What the exercise asks: Search the data below for the word "subtitle" and copy each line that holds it.

Provided data:
-- Start --
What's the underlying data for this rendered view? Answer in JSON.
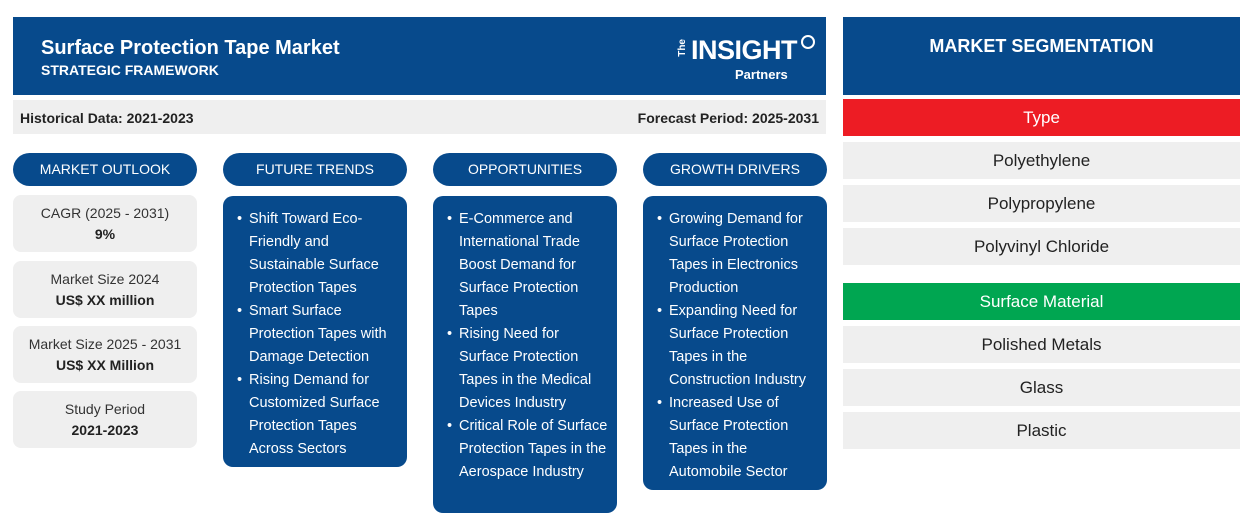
{
  "header": {
    "title": "Surface Protection Tape Market",
    "subtitle": "STRATEGIC FRAMEWORK",
    "logo": {
      "the": "The",
      "insight": "INSIGHT",
      "partners": "Partners"
    }
  },
  "periods": {
    "historical": "Historical Data: 2021-2023",
    "forecast": "Forecast Period: 2025-2031"
  },
  "columns": {
    "outlook": "MARKET OUTLOOK",
    "trends": "FUTURE TRENDS",
    "opportunities": "OPPORTUNITIES",
    "drivers": "GROWTH DRIVERS"
  },
  "outlook": [
    {
      "label": "CAGR (2025 - 2031)",
      "value": "9%"
    },
    {
      "label": "Market Size 2024",
      "value": "US$ XX million"
    },
    {
      "label": "Market Size 2025 - 2031",
      "value": "US$ XX Million"
    },
    {
      "label": "Study Period",
      "value": "2021-2023"
    }
  ],
  "trends": [
    "Shift Toward Eco-Friendly and Sustainable Surface Protection Tapes",
    "Smart Surface Protection Tapes with Damage Detection",
    "Rising Demand for Customized Surface Protection Tapes Across Sectors"
  ],
  "opportunities": [
    "E-Commerce and International Trade Boost Demand for Surface Protection Tapes",
    "Rising Need for Surface Protection Tapes in the Medical Devices Industry",
    "Critical Role of Surface Protection Tapes in the Aerospace Industry"
  ],
  "drivers": [
    "Growing Demand for Surface Protection Tapes in Electronics Production",
    "Expanding Need for Surface Protection Tapes in the Construction Industry",
    "Increased Use of Surface Protection Tapes in the Automobile Sector"
  ],
  "segmentation": {
    "title": "MARKET SEGMENTATION",
    "groups": [
      {
        "name": "Type",
        "color": "#ed1c24",
        "items": [
          "Polyethylene",
          "Polypropylene",
          "Polyvinyl Chloride"
        ]
      },
      {
        "name": "Surface Material",
        "color": "#00a651",
        "items": [
          "Polished Metals",
          "Glass",
          "Plastic"
        ]
      }
    ]
  },
  "colors": {
    "primary": "#074a8c",
    "panel": "#efefef"
  }
}
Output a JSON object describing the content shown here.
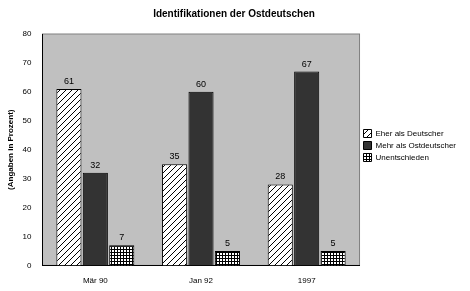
{
  "chart_data": {
    "type": "bar",
    "title": "Identifikationen der Ostdeutschen",
    "y_label": "(Angaben in Prozent)",
    "categories": [
      "Mär 90",
      "Jan 92",
      "1997"
    ],
    "series": [
      {
        "name": "Eher als Deutscher",
        "color": "#ffffff",
        "values": [
          61,
          35,
          28
        ]
      },
      {
        "name": "Mehr als Ostdeutscher",
        "color": "#333333",
        "values": [
          32,
          60,
          67
        ]
      },
      {
        "name": "Unentschieden",
        "color": "#ffffff",
        "values": [
          7,
          5,
          5
        ]
      }
    ],
    "ylim": [
      0,
      80
    ],
    "yticks": [
      0,
      10,
      20,
      30,
      40,
      50,
      60,
      70,
      80
    ],
    "grid": false,
    "legend": "right",
    "data_labels": true
  }
}
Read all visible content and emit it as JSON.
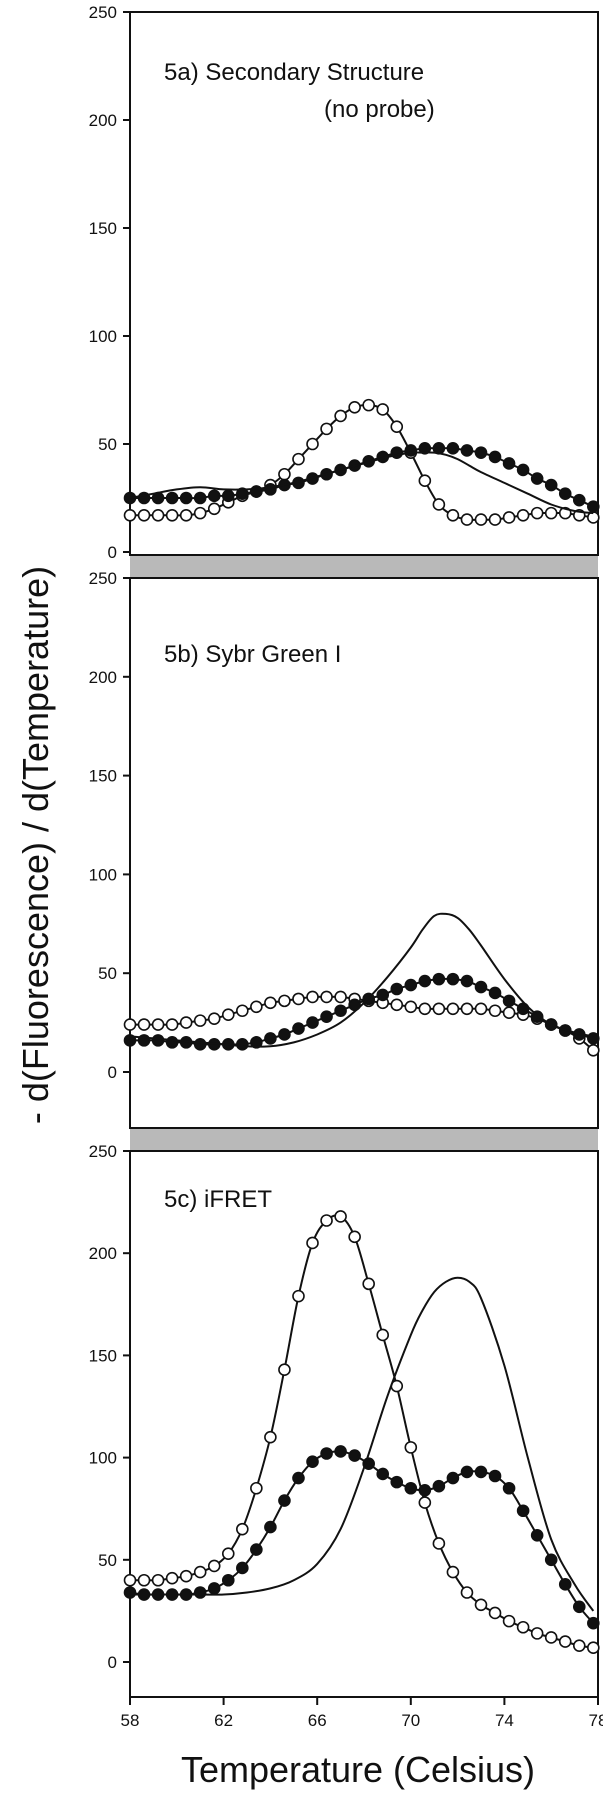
{
  "figure": {
    "ylabel": "- d(Fluorescence) / d(Temperature)",
    "xlabel": "Temperature (Celsius)"
  },
  "chart_data": [
    {
      "type": "line",
      "title": "5a) Secondary Structure",
      "subtitle": "(no probe)",
      "ylim": [
        0,
        250
      ],
      "xlim": [
        58,
        78
      ],
      "yticks": [
        0,
        50,
        100,
        150,
        200,
        250
      ],
      "xticks": [],
      "series": [
        {
          "marker": "open-circle",
          "x": [
            58,
            58.6,
            59.2,
            59.8,
            60.4,
            61,
            61.6,
            62.2,
            62.8,
            63.4,
            64,
            64.6,
            65.2,
            65.8,
            66.4,
            67,
            67.6,
            68.2,
            68.8,
            69.4,
            70,
            70.6,
            71.2,
            71.8,
            72.4,
            73,
            73.6,
            74.2,
            74.8,
            75.4,
            76,
            76.6,
            77.2,
            77.8
          ],
          "values": [
            17,
            17,
            17,
            17,
            17,
            18,
            20,
            23,
            26,
            28,
            31,
            36,
            43,
            50,
            57,
            63,
            67,
            68,
            66,
            58,
            46,
            33,
            22,
            17,
            15,
            15,
            15,
            16,
            17,
            18,
            18,
            18,
            17,
            16
          ]
        },
        {
          "marker": "filled-circle",
          "x": [
            58,
            58.6,
            59.2,
            59.8,
            60.4,
            61,
            61.6,
            62.2,
            62.8,
            63.4,
            64,
            64.6,
            65.2,
            65.8,
            66.4,
            67,
            67.6,
            68.2,
            68.8,
            69.4,
            70,
            70.6,
            71.2,
            71.8,
            72.4,
            73,
            73.6,
            74.2,
            74.8,
            75.4,
            76,
            76.6,
            77.2,
            77.8
          ],
          "values": [
            25,
            25,
            25,
            25,
            25,
            25,
            26,
            26,
            27,
            28,
            29,
            31,
            32,
            34,
            36,
            38,
            40,
            42,
            44,
            46,
            47,
            48,
            48,
            48,
            47,
            46,
            44,
            41,
            38,
            34,
            31,
            27,
            24,
            21
          ]
        },
        {
          "marker": "none",
          "x": [
            58,
            59,
            60,
            61,
            62,
            63,
            64,
            65,
            66,
            67,
            68,
            69,
            70,
            70.5,
            71,
            71.5,
            72,
            72.5,
            73,
            74,
            75,
            76,
            77,
            77.8
          ],
          "values": [
            25,
            27,
            29,
            30,
            29,
            29,
            30,
            32,
            35,
            38,
            41,
            44,
            46,
            46,
            46,
            45,
            43,
            40,
            37,
            32,
            27,
            22,
            19,
            18
          ]
        }
      ]
    },
    {
      "type": "line",
      "title": "5b) Sybr Green I",
      "ylim": [
        0,
        250
      ],
      "xlim": [
        58,
        78
      ],
      "yticks": [
        0,
        50,
        100,
        150,
        200,
        250
      ],
      "xticks": [],
      "series": [
        {
          "marker": "open-circle",
          "x": [
            58,
            58.6,
            59.2,
            59.8,
            60.4,
            61,
            61.6,
            62.2,
            62.8,
            63.4,
            64,
            64.6,
            65.2,
            65.8,
            66.4,
            67,
            67.6,
            68.2,
            68.8,
            69.4,
            70,
            70.6,
            71.2,
            71.8,
            72.4,
            73,
            73.6,
            74.2,
            74.8,
            75.4,
            76,
            76.6,
            77.2,
            77.8
          ],
          "values": [
            24,
            24,
            24,
            24,
            25,
            26,
            27,
            29,
            31,
            33,
            35,
            36,
            37,
            38,
            38,
            38,
            37,
            36,
            35,
            34,
            33,
            32,
            32,
            32,
            32,
            32,
            31,
            30,
            29,
            27,
            24,
            21,
            17,
            11
          ]
        },
        {
          "marker": "filled-circle",
          "x": [
            58,
            58.6,
            59.2,
            59.8,
            60.4,
            61,
            61.6,
            62.2,
            62.8,
            63.4,
            64,
            64.6,
            65.2,
            65.8,
            66.4,
            67,
            67.6,
            68.2,
            68.8,
            69.4,
            70,
            70.6,
            71.2,
            71.8,
            72.4,
            73,
            73.6,
            74.2,
            74.8,
            75.4,
            76,
            76.6,
            77.2,
            77.8
          ],
          "values": [
            16,
            16,
            16,
            15,
            15,
            14,
            14,
            14,
            14,
            15,
            17,
            19,
            22,
            25,
            28,
            31,
            34,
            37,
            39,
            42,
            44,
            46,
            47,
            47,
            46,
            43,
            40,
            36,
            32,
            28,
            24,
            21,
            19,
            17
          ]
        },
        {
          "marker": "none",
          "x": [
            58,
            59,
            60,
            61,
            62,
            63,
            64,
            65,
            66,
            67,
            68,
            69,
            70,
            70.5,
            71,
            71.5,
            72,
            72.5,
            73,
            74,
            75,
            76,
            77,
            77.8
          ],
          "values": [
            18,
            17,
            16,
            15,
            14,
            13,
            13,
            15,
            19,
            25,
            35,
            48,
            63,
            72,
            79,
            80,
            78,
            72,
            64,
            47,
            33,
            24,
            20,
            18
          ]
        }
      ]
    },
    {
      "type": "line",
      "title": "5c) iFRET",
      "ylim": [
        0,
        250
      ],
      "xlim": [
        58,
        78
      ],
      "yticks": [
        0,
        50,
        100,
        150,
        200,
        250
      ],
      "xticks": [
        58,
        62,
        66,
        70,
        74,
        78
      ],
      "series": [
        {
          "marker": "open-circle",
          "x": [
            58,
            58.6,
            59.2,
            59.8,
            60.4,
            61,
            61.6,
            62.2,
            62.8,
            63.4,
            64,
            64.6,
            65.2,
            65.8,
            66.4,
            67,
            67.6,
            68.2,
            68.8,
            69.4,
            70,
            70.6,
            71.2,
            71.8,
            72.4,
            73,
            73.6,
            74.2,
            74.8,
            75.4,
            76,
            76.6,
            77.2,
            77.8
          ],
          "values": [
            40,
            40,
            40,
            41,
            42,
            44,
            47,
            53,
            65,
            85,
            110,
            143,
            179,
            205,
            216,
            218,
            208,
            185,
            160,
            135,
            105,
            78,
            58,
            44,
            34,
            28,
            24,
            20,
            17,
            14,
            12,
            10,
            8,
            7
          ]
        },
        {
          "marker": "filled-circle",
          "x": [
            58,
            58.6,
            59.2,
            59.8,
            60.4,
            61,
            61.6,
            62.2,
            62.8,
            63.4,
            64,
            64.6,
            65.2,
            65.8,
            66.4,
            67,
            67.6,
            68.2,
            68.8,
            69.4,
            70,
            70.6,
            71.2,
            71.8,
            72.4,
            73,
            73.6,
            74.2,
            74.8,
            75.4,
            76,
            76.6,
            77.2,
            77.8
          ],
          "values": [
            34,
            33,
            33,
            33,
            33,
            34,
            36,
            40,
            46,
            55,
            66,
            79,
            90,
            98,
            102,
            103,
            101,
            97,
            92,
            88,
            85,
            84,
            86,
            90,
            93,
            93,
            91,
            85,
            74,
            62,
            50,
            38,
            27,
            19
          ]
        },
        {
          "marker": "none",
          "x": [
            58,
            59,
            60,
            61,
            62,
            63,
            64,
            65,
            66,
            67,
            68,
            69,
            70,
            70.5,
            71,
            71.5,
            72,
            72.5,
            73,
            74,
            75,
            76,
            77,
            77.8
          ],
          "values": [
            33,
            33,
            33,
            33,
            33,
            34,
            36,
            40,
            48,
            65,
            95,
            130,
            160,
            172,
            181,
            186,
            188,
            186,
            178,
            145,
            100,
            60,
            38,
            25
          ]
        }
      ]
    }
  ]
}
-- End --
Full solution:
    "subtitle": "STRATEGIC FRAMEWORK",
      "subtitle": "(no probe)",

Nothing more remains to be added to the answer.